Selected passage Start Marker

Measurements of Phosphorylation Levels in the Presence of Pigment Regeneration in Rod and Cone Membranes

Dephosphorylation activities were also measured in the presence of pigment regeneration. Rod and cone membranes were illuminated by a light flash of >410-nm light similarly as in the dephosphorylation measurement in BI-P, but to examine the effect of pigment regeneration the study was made in the presence of 11-cis retinal. Under this condition, rod pigment in rod membranes or cone pigments in cone membranes were bleached, but 11-cis retinal is not isomerized to other isomers with this light. Then we could expect pigment regeneration in the dark after the light flash in both rod and cone membranes. Phosphorylation levels were measures as in BI-P.

Selected passage End Marker

* Problem A: Write out the passage on pigment regeneration word for word, beginning at the words "Measurements of Phosphorylation" and stopping after "as in BI-P.".
* Problem B: Continue the passage on phosphorylation measurements in rod and cone membranes from the point where it stops.

Provided information Start Marker

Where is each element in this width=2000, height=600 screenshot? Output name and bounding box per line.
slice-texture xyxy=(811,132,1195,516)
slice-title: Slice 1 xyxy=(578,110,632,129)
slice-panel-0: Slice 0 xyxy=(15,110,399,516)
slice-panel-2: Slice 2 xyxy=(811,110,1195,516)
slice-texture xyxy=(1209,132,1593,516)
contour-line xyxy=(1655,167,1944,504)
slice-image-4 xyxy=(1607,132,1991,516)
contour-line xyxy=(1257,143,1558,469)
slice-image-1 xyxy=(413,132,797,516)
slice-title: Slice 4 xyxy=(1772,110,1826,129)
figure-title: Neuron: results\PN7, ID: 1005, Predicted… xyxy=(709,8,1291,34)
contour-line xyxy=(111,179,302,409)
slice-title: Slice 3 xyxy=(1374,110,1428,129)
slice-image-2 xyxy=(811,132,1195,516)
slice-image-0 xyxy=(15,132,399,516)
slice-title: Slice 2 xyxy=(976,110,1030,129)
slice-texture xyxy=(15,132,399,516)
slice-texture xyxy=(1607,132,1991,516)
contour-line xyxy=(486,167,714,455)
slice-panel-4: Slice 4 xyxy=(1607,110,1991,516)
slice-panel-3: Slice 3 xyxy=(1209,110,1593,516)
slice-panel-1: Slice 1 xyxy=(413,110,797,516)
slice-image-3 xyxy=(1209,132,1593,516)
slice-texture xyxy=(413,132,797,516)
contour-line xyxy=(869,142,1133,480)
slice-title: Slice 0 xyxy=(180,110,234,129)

Provided information End Marker

* Answer area A:
Measurements of Phosphorylation Levels in the Presence of Pigment Regeneration in Rod and Cone Membranes

Dephosphorylation activities were also measured in the presence of pigment regeneration. Rod and cone membranes were illuminated by a light flash of >410-nm light similarly as in the dephosphorylation measurement in BI-P, but to examine the effect of pigment regeneration the study was made in the presence of 11-cis retinal. Under this condition, rod pigment in rod membranes or cone pigments in cone membranes were bleached, but 11-cis retinal is not isomerized to other isomers with this light. Then we could expect pigment regeneration in the dark after the light flash in both rod and cone membranes. Phosphorylation levels were measures as in BI-P.

* Answer area B:
Measurement of Pigment Regeneration

To compare the time course of dephosphorylation and that of pigment regeneration, we measured time course of pigment regeneration in rod and cone membranes spectrophotometrically under the conditions similar to that used for the measurement of dephosphorylation activities. In this pigment regeneration measurement, NH₂OH was not added, so that late bleaching intermediates such as metarhodopsin III could affect the spectrophotometrical quantification of the regenerated pigment. It is not known whether such intermediates are present for a relatively long time after a light flash in the presence of 11-cis retinal. To minimize the contribution of metarhodopsin III (λ_max, ∼450 nm) and that of N-retinylidene-phosphatidylethanolamine (λ_max, ∼450 nm), if any, in the case of rod pigment, regenerated rod pigment (λ_max, 500 nm) was quantified at 550 nm using a rapid scanning spectrophotometer, USB4000 equipped with DT-MINI-2-GS light source (Ocean Optics). The data of the spectrum in the visible region was collected at the desired time. In the case of cone pigments, regeneration of cone pigment is very fast, so that the spectrum was recorded every 250 ms. To minimize the effect of metarhodopsin III and that of N-retinylidene-phosphatidylethanolamine and also for a technical reason that only the red-sensitive pigment can be quantitated in a mixture of various types of cone pigments, regenerated red-sensitive cone pigment was quantified at 570 nm in cone membranes. The bleach of the pigment by measuring light was <0.3% during the measurements of rod and cone pigment regeneration.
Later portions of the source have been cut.